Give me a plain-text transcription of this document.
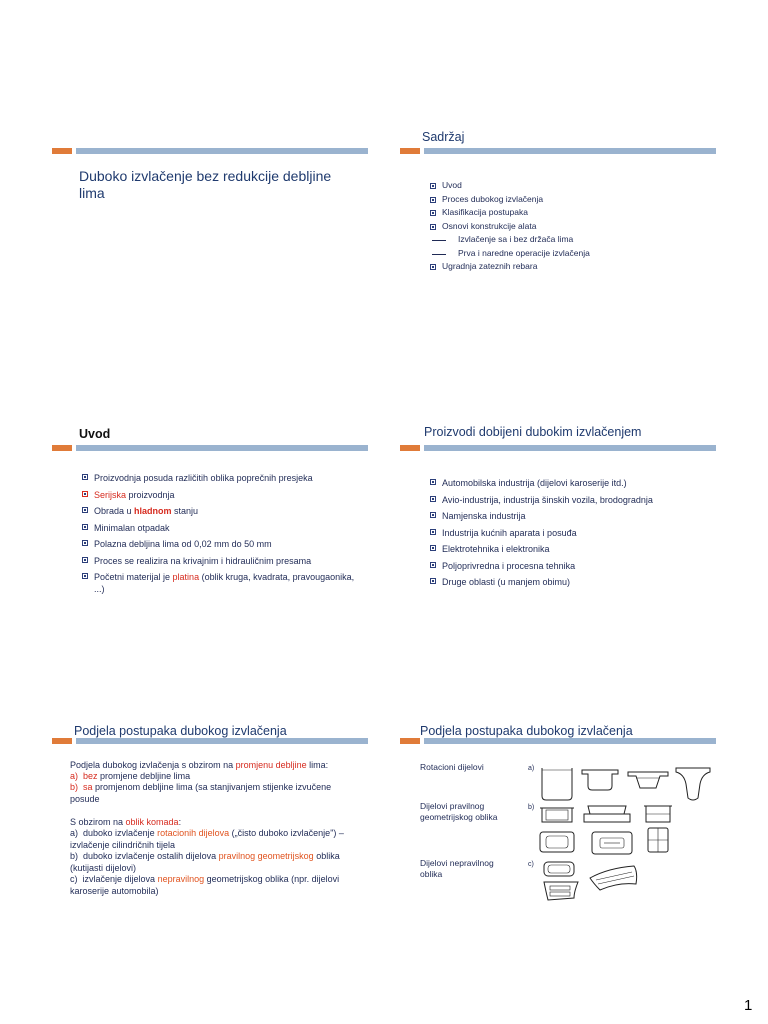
Duboko izvlačenje bez redukcije debljine lima
Sadržaj
Uvod
Proces dubokog izvlačenja
Klasifikacija postupaka
Osnovi konstrukcije alata
Izvlačenje sa i bez držača lima
Prva i naredne operacije izvlačenja
Ugradnja zateznih rebara
Uvod
Proizvodnja posuda različitih oblika poprečnih presjeka
Serijska proizvodnja
Obrada u hladnom stanju
Minimalan otpadak
Polazna debljina lima od 0,02 mm do 50 mm
Proces se realizira na krivajnim i hidrauličnim presama
Početni materijal je platina (oblik kruga, kvadrata, pravougaonika, ...)
Proizvodi dobijeni dubokim izvlačenjem
Automobilska industrija (dijelovi karoserije itd.)
Avio-industrija, industrija šinskih vozila, brodogradnja
Namjenska industrija
Industrija kućnih aparata i posuđa
Elektrotehnika i elektronika
Poljoprivredna i procesna tehnika
Druge oblasti (u manjem obimu)
Podjela postupaka dubokog izvlačenja
Podjela dubokog izvlačenja s obzirom na promjenu debljine lima:
a) bez promjene debljine lima
b) sa promjenom debljine lima (sa stanjivanjem stijenke izvučene posude
S obzirom na oblik komada:
a) duboko izvlačenje rotacionih dijelova („čisto duboko izvlačenje") – izvlačenje cilindričnih tijela
b) duboko izvlačenje ostalih dijelova pravilnog geometrijskog oblika (kutijasti dijelovi)
c) izvlačenje dijelova nepravilnog geometrijskog oblika (npr. dijelovi karoserije automobila)
Podjela postupaka dubokog izvlačenja
Rotacioni dijelovi
Dijelovi pravilnog geometrijskog oblika
Dijelovi nepravilnog oblika
a)
b)
c)
1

------------

Exercise: Using the listing above, list every line in which the string "karoserije" occurs.

Solution to the problem:
Automobilska industrija (dijelovi karoserije itd.)
c) izvlačenje dijelova nepravilnog geometrijskog oblika (npr. dijelovi karoserije automobila)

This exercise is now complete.